[Collection entries]
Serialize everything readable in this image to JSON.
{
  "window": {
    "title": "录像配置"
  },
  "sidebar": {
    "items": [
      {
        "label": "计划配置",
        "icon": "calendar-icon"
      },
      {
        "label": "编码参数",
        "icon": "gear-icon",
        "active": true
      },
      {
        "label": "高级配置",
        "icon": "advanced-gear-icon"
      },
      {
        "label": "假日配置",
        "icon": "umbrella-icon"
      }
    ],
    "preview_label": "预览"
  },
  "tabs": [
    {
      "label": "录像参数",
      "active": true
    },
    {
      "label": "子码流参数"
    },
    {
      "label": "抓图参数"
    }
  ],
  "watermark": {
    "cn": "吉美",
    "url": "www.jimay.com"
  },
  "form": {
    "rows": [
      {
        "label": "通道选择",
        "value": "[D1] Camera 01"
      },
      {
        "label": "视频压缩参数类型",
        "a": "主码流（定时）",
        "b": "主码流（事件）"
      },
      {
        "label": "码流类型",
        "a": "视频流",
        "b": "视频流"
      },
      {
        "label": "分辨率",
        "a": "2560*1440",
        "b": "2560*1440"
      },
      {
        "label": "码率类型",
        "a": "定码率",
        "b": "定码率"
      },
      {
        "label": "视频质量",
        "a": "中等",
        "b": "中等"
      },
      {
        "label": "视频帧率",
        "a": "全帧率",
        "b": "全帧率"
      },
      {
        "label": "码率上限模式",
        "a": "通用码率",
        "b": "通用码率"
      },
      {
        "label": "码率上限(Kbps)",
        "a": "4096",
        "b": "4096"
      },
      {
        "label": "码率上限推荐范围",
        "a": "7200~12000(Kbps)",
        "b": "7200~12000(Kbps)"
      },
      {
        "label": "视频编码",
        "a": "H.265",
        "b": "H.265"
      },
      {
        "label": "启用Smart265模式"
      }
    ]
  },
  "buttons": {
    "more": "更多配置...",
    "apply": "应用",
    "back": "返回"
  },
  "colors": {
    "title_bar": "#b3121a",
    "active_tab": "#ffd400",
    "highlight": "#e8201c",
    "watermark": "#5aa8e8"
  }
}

WHAT YOU WILL DO>
Copy all the lines, exactly.

COMPLETE ANSWER>
Serialize everything readable in this image to JSON.
{
  "window": {
    "title": "录像配置"
  },
  "sidebar": {
    "items": [
      {
        "label": "计划配置",
        "icon": "calendar-icon"
      },
      {
        "label": "编码参数",
        "icon": "gear-icon",
        "active": true
      },
      {
        "label": "高级配置",
        "icon": "advanced-gear-icon"
      },
      {
        "label": "假日配置",
        "icon": "umbrella-icon"
      }
    ],
    "preview_label": "预览"
  },
  "tabs": [
    {
      "label": "录像参数",
      "active": true
    },
    {
      "label": "子码流参数"
    },
    {
      "label": "抓图参数"
    }
  ],
  "watermark": {
    "cn": "吉美",
    "url": "www.jimay.com"
  },
  "form": {
    "rows": [
      {
        "label": "通道选择",
        "value": "[D1] Camera 01"
      },
      {
        "label": "视频压缩参数类型",
        "a": "主码流（定时）",
        "b": "主码流（事件）"
      },
      {
        "label": "码流类型",
        "a": "视频流",
        "b": "视频流"
      },
      {
        "label": "分辨率",
        "a": "2560*1440",
        "b": "2560*1440"
      },
      {
        "label": "码率类型",
        "a": "定码率",
        "b": "定码率"
      },
      {
        "label": "视频质量",
        "a": "中等",
        "b": "中等"
      },
      {
        "label": "视频帧率",
        "a": "全帧率",
        "b": "全帧率"
      },
      {
        "label": "码率上限模式",
        "a": "通用码率",
        "b": "通用码率"
      },
      {
        "label": "码率上限(Kbps)",
        "a": "4096",
        "b": "4096"
      },
      {
        "label": "码率上限推荐范围",
        "a": "7200~12000(Kbps)",
        "b": "7200~12000(Kbps)"
      },
      {
        "label": "视频编码",
        "a": "H.265",
        "b": "H.265"
      },
      {
        "label": "启用Smart265模式"
      }
    ]
  },
  "buttons": {
    "more": "更多配置...",
    "apply": "应用",
    "back": "返回"
  },
  "colors": {
    "title_bar": "#b3121a",
    "active_tab": "#ffd400",
    "highlight": "#e8201c",
    "watermark": "#5aa8e8"
  }
}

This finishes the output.